Assigned task 1:
Extract the passage from the ADHD cognitive retraining abstract, starting at the words "Computerized cognitive retraining (ReadON.ai) among" and ending after the words "ADHD remains understudied.".
Assigned task 2:
Using the ADHD cognitive retraining abstract, decide whether each statement agrees with it, answering yes or no and quoting the words that decide it: (a) The study included six participants aged 7 to 11 years. (b) Each participant received 30 hours of retraining over eight weeks. (c) The statistical analysis was carried out with IBM SPSS version 28.
Assigned task 3:
Carry on the ADHD cognitive retraining abstract, beginning after its last sentence.

Text provided:
--*--

Computerized cognitive retraining (ReadON.ai) among children diagnosed with attention deficit hyperactivity disorder.
Background: ADHD affects 8% of children and adolescents globally, marked by significant deficits in cognitive abilities, which leads to various emotional, behavioral, and adjustment issues. Traditional methods like medication and behavior therapy fall short in managing ADHD's cognitive domains, urging the adoption of innovative approaches like cognitive training programs specifically adopting the emerging technology such as ReadON.ai. However, the precise influence of computerized cognitive retraining on ADHD remains understudied.
Aim: To study the feasibility of computerized cognitive retraining (ReadON.ai) in enhancing cognitive abilities in children diagnosed with attention deficit hyperactivity disorder.
Materials and methods: The study employs a pre- and post-intervention design including six participants (7-11 years), diagnosed with ADHD according to DSM-5 criteria. Each participant underwent 30 hours of computerized cognitive retraining (ReadON.ai) over ten weeks, targeting attention and concentration, working memory, memory and learning, perceptual abilities, and reasoning skills. Assessments before and after intervention included tools like Conners' 4TM Parent version and ReadON.ai CSA. Statistical analysis was conducted using IBM SPSS version 28.

--*--

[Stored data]
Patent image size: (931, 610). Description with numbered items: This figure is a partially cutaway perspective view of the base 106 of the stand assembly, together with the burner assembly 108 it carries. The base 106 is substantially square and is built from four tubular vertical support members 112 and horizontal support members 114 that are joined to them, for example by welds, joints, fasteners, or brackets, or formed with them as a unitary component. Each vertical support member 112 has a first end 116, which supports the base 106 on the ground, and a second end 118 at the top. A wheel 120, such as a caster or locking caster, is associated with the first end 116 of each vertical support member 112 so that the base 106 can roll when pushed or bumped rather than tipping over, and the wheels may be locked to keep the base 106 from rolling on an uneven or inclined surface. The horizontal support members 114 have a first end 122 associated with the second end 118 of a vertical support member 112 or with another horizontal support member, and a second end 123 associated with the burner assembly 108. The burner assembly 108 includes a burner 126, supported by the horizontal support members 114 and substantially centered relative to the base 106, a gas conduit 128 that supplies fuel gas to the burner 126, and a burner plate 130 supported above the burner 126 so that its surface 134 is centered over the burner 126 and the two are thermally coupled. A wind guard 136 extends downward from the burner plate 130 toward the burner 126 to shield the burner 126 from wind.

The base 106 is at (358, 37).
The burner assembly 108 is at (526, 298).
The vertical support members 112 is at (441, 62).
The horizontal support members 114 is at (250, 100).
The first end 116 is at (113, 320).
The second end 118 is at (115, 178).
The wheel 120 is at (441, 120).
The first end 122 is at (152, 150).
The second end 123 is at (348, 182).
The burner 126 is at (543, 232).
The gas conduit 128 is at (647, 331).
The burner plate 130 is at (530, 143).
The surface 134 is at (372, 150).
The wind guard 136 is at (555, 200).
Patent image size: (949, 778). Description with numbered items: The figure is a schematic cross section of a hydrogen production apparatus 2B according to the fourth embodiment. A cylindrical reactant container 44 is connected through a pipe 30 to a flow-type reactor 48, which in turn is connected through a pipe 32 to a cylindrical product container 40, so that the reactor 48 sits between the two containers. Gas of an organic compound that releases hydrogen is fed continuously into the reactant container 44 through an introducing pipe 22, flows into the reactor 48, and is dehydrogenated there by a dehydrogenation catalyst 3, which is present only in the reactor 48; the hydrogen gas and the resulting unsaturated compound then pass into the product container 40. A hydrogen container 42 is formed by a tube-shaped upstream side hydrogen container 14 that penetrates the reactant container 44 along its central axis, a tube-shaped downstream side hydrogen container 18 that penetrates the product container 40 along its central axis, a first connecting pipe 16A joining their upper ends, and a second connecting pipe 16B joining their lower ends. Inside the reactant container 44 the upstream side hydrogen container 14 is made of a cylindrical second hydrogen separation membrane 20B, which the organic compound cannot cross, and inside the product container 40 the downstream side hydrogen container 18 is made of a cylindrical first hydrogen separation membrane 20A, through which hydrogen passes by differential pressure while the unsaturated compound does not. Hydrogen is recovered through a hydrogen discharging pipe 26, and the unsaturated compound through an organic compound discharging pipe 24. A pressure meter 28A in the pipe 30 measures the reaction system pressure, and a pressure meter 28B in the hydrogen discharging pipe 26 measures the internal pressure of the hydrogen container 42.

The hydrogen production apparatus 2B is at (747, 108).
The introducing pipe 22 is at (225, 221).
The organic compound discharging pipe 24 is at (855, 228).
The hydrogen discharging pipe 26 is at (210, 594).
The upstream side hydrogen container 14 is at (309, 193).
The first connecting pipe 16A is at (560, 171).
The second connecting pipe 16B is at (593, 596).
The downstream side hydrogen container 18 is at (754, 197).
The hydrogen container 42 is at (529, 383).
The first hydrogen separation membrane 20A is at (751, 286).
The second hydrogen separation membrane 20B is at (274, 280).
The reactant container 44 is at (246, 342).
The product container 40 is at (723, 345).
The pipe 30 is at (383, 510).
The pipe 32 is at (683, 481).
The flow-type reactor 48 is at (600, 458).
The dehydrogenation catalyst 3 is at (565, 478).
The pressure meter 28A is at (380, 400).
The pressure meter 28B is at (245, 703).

--*--

Written answer 1:
Computerized cognitive retraining (ReadON.ai) among children diagnosed with attention deficit hyperactivity disorder.
Background: ADHD affects 8% of children and adolescents globally, marked by significant deficits in cognitive abilities, which leads to various emotional, behavioral, and adjustment issues. Traditional methods like medication and behavior therapy fall short in managing ADHD's cognitive domains, urging the adoption of innovative approaches like cognitive training programs specifically adopting the emerging technology such as ReadON.ai. However, the precise influence of computerized cognitive retraining on ADHD remains understudied.

Written answer 2:
(a) Yes: "including six participants (7-11 years)"
(b) No: "30 hours of computerized cognitive retraining (ReadON.ai) over ten weeks"
(c) Yes: "Statistical analysis was conducted using IBM SPSS version 28."

Written answer 3:
Results: Paired t-test results revealed a significant difference in pre-test and post-test means of attention and concentration (t = -6.873, P < 0.001), working memory (t = -5.771, P < 0.001), learning and memory (t = -12.491, P < 0.001), perception (t = 14.398, P < 0.004), reasoning (t = -3.464, P < 0.018), hyperactivity (t = 11.073, P < 0.001), impulsivity (t = 11.948, P < 0.001), emotional dysregulation (t = 8.242, P < 0.001), anxious thoughts (t = 2.67 P = 0.219), depressed mood (t = 2.924, P = 0.020), school work (t = 7.387, P = 0.001) and peer interaction (t = 4.632, P = 0.006) with medium to large effect size.
Conclusion: Computerized cognitive retraining through ReadON.ai is feasible in enhancing cognitive abilities like attention and concentration, working memory, memory and learning, perception, and reasoning among children with ADHD.